Transcribe the data that follows precisely, omitting nothing.

>>

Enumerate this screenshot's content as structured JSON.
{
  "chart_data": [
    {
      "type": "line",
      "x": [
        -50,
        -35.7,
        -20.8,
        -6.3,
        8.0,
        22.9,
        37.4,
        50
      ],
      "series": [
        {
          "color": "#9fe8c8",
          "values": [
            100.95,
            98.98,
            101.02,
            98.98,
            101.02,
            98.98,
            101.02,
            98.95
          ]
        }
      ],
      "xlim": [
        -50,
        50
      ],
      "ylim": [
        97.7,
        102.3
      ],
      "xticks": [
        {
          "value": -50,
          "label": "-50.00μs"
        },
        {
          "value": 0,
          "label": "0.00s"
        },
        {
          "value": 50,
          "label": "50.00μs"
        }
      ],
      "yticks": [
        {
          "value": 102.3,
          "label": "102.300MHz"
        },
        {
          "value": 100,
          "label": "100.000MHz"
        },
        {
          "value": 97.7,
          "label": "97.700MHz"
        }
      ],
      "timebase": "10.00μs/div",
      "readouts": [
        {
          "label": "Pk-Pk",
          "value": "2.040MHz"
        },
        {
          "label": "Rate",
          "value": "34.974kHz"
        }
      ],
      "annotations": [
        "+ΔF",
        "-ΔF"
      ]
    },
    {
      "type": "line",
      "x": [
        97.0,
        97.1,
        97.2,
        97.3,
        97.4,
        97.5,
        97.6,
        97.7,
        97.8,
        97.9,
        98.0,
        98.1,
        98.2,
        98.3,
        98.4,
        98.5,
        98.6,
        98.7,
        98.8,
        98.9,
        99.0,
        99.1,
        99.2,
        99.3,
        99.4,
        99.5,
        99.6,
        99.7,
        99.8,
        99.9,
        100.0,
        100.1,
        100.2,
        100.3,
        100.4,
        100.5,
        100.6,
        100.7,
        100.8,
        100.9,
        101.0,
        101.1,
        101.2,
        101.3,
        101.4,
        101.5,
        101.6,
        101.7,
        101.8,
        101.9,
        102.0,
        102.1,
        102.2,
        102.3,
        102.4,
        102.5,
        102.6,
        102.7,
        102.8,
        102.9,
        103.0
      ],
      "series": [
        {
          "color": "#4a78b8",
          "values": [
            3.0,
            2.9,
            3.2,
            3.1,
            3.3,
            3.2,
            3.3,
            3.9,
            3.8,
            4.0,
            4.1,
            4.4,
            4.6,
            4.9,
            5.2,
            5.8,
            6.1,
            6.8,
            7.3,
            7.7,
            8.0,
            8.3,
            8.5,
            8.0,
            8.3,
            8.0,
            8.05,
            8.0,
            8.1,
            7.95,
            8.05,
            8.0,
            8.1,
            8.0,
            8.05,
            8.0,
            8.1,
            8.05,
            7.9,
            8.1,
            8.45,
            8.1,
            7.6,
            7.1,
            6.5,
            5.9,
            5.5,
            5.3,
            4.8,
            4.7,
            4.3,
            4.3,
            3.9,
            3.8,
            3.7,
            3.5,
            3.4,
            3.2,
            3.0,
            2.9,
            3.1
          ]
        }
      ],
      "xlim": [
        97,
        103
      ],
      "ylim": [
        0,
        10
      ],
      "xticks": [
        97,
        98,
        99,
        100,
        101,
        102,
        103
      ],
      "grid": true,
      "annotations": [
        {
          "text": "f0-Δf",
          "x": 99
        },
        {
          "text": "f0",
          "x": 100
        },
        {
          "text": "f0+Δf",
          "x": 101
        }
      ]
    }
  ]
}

<<

### [Task solution]
Enumerate this screenshot's content as structured JSON.
{
  "chart_data": [
    {
      "type": "line",
      "x": [
        -50,
        -35.7,
        -20.8,
        -6.3,
        8.0,
        22.9,
        37.4,
        50
      ],
      "series": [
        {
          "color": "#9fe8c8",
          "values": [
            100.95,
            98.98,
            101.02,
            98.98,
            101.02,
            98.98,
            101.02,
            98.95
          ]
        }
      ],
      "xlim": [
        -50,
        50
      ],
      "ylim": [
        97.7,
        102.3
      ],
      "xticks": [
        {
          "value": -50,
          "label": "-50.00μs"
        },
        {
          "value": 0,
          "label": "0.00s"
        },
        {
          "value": 50,
          "label": "50.00μs"
        }
      ],
      "yticks": [
        {
          "value": 102.3,
          "label": "102.300MHz"
        },
        {
          "value": 100,
          "label": "100.000MHz"
        },
        {
          "value": 97.7,
          "label": "97.700MHz"
        }
      ],
      "timebase": "10.00μs/div",
      "readouts": [
        {
          "label": "Pk-Pk",
          "value": "2.040MHz"
        },
        {
          "label": "Rate",
          "value": "34.974kHz"
        }
      ],
      "annotations": [
        "+ΔF",
        "-ΔF"
      ]
    },
    {
      "type": "line",
      "x": [
        97.0,
        97.1,
        97.2,
        97.3,
        97.4,
        97.5,
        97.6,
        97.7,
        97.8,
        97.9,
        98.0,
        98.1,
        98.2,
        98.3,
        98.4,
        98.5,
        98.6,
        98.7,
        98.8,
        98.9,
        99.0,
        99.1,
        99.2,
        99.3,
        99.4,
        99.5,
        99.6,
        99.7,
        99.8,
        99.9,
        100.0,
        100.1,
        100.2,
        100.3,
        100.4,
        100.5,
        100.6,
        100.7,
        100.8,
        100.9,
        101.0,
        101.1,
        101.2,
        101.3,
        101.4,
        101.5,
        101.6,
        101.7,
        101.8,
        101.9,
        102.0,
        102.1,
        102.2,
        102.3,
        102.4,
        102.5,
        102.6,
        102.7,
        102.8,
        102.9,
        103.0
      ],
      "series": [
        {
          "color": "#4a78b8",
          "values": [
            3.0,
            2.9,
            3.2,
            3.1,
            3.3,
            3.2,
            3.3,
            3.9,
            3.8,
            4.0,
            4.1,
            4.4,
            4.6,
            4.9,
            5.2,
            5.8,
            6.1,
            6.8,
            7.3,
            7.7,
            8.0,
            8.3,
            8.5,
            8.0,
            8.3,
            8.0,
            8.05,
            8.0,
            8.1,
            7.95,
            8.05,
            8.0,
            8.1,
            8.0,
            8.05,
            8.0,
            8.1,
            8.05,
            7.9,
            8.1,
            8.45,
            8.1,
            7.6,
            7.1,
            6.5,
            5.9,
            5.5,
            5.3,
            4.8,
            4.7,
            4.3,
            4.3,
            3.9,
            3.8,
            3.7,
            3.5,
            3.4,
            3.2,
            3.0,
            2.9,
            3.1
          ]
        }
      ],
      "xlim": [
        97,
        103
      ],
      "ylim": [
        0,
        10
      ],
      "xticks": [
        97,
        98,
        99,
        100,
        101,
        102,
        103
      ],
      "grid": true,
      "annotations": [
        {
          "text": "f0-Δf",
          "x": 99
        },
        {
          "text": "f0",
          "x": 100
        },
        {
          "text": "f0+Δf",
          "x": 101
        }
      ]
    }
  ]
}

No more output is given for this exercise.